Grecia aprieta a las ONG acusadas de traficar con migrantes
Grecia se ha propuesto demoler el negocio de las ONG que operan en sus fronteras. La medida, que enarbola la bandera de la lucha contra la trata de personas y la inmigración ilegal, ha encendido una polémica que trasciende fronteras: un sector de la opinión pública española reclama leyes similares sin esperar a que se les ponga en la mano.
La conexión entre ciertas organizaciones no gubernamentales y el tráfico de migrantes no es nueva, pero ahora ha pasado de la sospecha a la acción política. Los defensores de la iniciativa argumentan que muchas ONG operan como tapaderas de redes criminales que cobran por facilitar cruces ilegales. El símil histórico, aunque crudo, ha salido a la palestra: quienes hoy se autodenominan cooperantes recuerdan, para algunos, el papel de los traficantes de esclavos de antaño.

■ **Requisitos de tareas**
- a) En el texto sobre Grecia y las ONG, ¿qué argumentan los defensores de la iniciativa?
- b) Por favor, retoma el texto sobre Grecia y las ONG justo después de su última oración y continúalo.

■ **Líneas proporcionadas**
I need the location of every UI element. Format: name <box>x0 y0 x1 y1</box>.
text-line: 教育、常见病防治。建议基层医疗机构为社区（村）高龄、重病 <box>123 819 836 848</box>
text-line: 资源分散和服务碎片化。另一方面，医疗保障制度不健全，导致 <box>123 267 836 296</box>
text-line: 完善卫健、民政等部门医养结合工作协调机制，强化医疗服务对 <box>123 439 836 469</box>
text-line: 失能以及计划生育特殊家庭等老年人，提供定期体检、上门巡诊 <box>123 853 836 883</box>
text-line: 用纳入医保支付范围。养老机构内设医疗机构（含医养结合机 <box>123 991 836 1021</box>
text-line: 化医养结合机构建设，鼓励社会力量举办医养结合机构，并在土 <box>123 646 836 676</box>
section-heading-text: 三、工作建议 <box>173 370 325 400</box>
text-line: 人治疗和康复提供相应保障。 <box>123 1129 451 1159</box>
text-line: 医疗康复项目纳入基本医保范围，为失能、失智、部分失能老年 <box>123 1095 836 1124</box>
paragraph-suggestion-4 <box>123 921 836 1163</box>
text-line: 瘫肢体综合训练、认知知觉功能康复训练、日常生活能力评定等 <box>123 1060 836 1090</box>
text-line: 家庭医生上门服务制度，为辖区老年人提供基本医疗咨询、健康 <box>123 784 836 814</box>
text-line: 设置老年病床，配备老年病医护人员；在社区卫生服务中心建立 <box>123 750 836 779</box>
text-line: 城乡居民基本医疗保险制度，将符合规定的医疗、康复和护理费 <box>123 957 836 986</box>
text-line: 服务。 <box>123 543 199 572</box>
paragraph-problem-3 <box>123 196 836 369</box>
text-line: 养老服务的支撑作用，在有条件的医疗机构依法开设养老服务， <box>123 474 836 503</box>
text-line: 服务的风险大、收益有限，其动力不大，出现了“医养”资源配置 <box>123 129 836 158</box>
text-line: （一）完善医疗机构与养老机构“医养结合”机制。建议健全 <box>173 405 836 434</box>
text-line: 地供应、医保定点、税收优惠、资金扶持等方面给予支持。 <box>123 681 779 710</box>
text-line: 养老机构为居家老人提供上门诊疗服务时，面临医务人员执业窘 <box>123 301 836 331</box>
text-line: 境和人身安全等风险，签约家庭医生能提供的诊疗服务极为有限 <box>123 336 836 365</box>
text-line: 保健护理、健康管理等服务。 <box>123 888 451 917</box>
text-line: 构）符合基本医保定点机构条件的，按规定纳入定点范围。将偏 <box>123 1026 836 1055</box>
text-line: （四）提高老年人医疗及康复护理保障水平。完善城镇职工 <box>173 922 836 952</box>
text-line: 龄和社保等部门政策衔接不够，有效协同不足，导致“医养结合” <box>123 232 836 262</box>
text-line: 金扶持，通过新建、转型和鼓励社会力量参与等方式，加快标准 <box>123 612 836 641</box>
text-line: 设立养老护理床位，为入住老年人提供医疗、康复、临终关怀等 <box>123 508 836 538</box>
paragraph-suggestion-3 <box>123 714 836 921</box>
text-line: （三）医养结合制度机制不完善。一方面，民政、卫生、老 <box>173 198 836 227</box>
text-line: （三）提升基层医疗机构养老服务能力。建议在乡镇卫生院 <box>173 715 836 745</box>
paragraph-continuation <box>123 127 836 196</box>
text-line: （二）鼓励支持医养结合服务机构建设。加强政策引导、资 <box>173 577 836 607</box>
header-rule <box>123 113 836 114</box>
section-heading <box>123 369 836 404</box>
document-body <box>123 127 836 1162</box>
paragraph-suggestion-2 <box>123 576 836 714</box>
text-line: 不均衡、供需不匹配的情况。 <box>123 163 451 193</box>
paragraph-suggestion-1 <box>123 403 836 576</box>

■ **Resultados en orden**
- a) Que muchas ONG operan como tapaderas de redes criminales que cobran por facilitar cruces ilegales.

- b)
En España, el eco es inmediato. Hay quien pide que un gobierno de derechas aplique una ley similar, mientras otros subrayan que la política migratoria no se cambia con eslóganes. Un sector marginal, más radical, cree que la medida se queda corta y reclama métodos expeditivos, incluida la pena de muerte; la mayoría lo considera desproporcionado.
El problema es que la línea entre perseguir delitos y criminalizar la ayuda humanitaria es peligrosamente fina. Grecia ha dado el primer paso, y el resto de Europa observa sin consenso. La discusión, lejos de cerrarse, acaba de empezar.